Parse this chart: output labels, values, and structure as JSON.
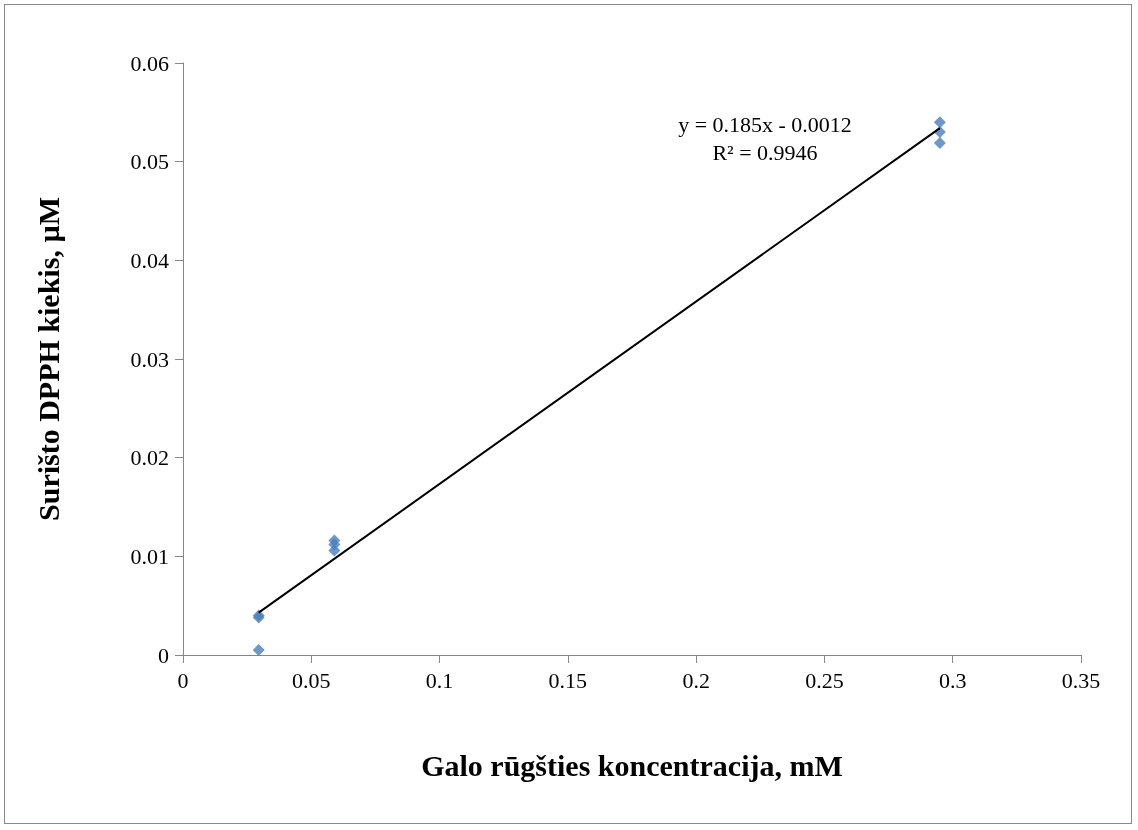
{
  "chart_data": {
    "type": "scatter",
    "xlabel": "Galo rūgšties koncentracija, mM",
    "ylabel": "Surišto DPPH kiekis, µM",
    "xlim": [
      0,
      0.35
    ],
    "xticks": [
      0,
      0.05,
      0.1,
      0.15,
      0.2,
      0.25,
      0.3,
      0.35
    ],
    "ylim": [
      0,
      0.06
    ],
    "yticks": [
      0,
      0.01,
      0.02,
      0.03,
      0.04,
      0.05,
      0.06
    ],
    "grid": false,
    "series": [
      {
        "marker": "diamond",
        "color": "#4a7ebb",
        "x": [
          0.0295,
          0.0295,
          0.0295,
          0.059,
          0.059,
          0.059,
          0.295,
          0.295,
          0.295
        ],
        "values": [
          0.004,
          0.0038,
          0.0005,
          0.0116,
          0.0112,
          0.0106,
          0.054,
          0.053,
          0.0519
        ]
      },
      {
        "type": "line",
        "marker": "none",
        "color": "#000000",
        "line_style": "solid",
        "x": [
          0.0295,
          0.295
        ],
        "values": [
          0.0043,
          0.0534
        ]
      }
    ],
    "annotations": [
      "y = 0.185x - 0.0012",
      "R² = 0.9946"
    ]
  }
}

=== What is asked ===
Leave out the pictures and copy every record above exactly.

=== Task output ===
Parse this chart: output labels, values, and structure as JSON.
{
  "chart_data": {
    "type": "scatter",
    "xlabel": "Galo rūgšties koncentracija, mM",
    "ylabel": "Surišto DPPH kiekis, µM",
    "xlim": [
      0,
      0.35
    ],
    "xticks": [
      0,
      0.05,
      0.1,
      0.15,
      0.2,
      0.25,
      0.3,
      0.35
    ],
    "ylim": [
      0,
      0.06
    ],
    "yticks": [
      0,
      0.01,
      0.02,
      0.03,
      0.04,
      0.05,
      0.06
    ],
    "grid": false,
    "series": [
      {
        "marker": "diamond",
        "color": "#4a7ebb",
        "x": [
          0.0295,
          0.0295,
          0.0295,
          0.059,
          0.059,
          0.059,
          0.295,
          0.295,
          0.295
        ],
        "values": [
          0.004,
          0.0038,
          0.0005,
          0.0116,
          0.0112,
          0.0106,
          0.054,
          0.053,
          0.0519
        ]
      },
      {
        "type": "line",
        "marker": "none",
        "color": "#000000",
        "line_style": "solid",
        "x": [
          0.0295,
          0.295
        ],
        "values": [
          0.0043,
          0.0534
        ]
      }
    ],
    "annotations": [
      "y = 0.185x - 0.0012",
      "R² = 0.9946"
    ]
  }
}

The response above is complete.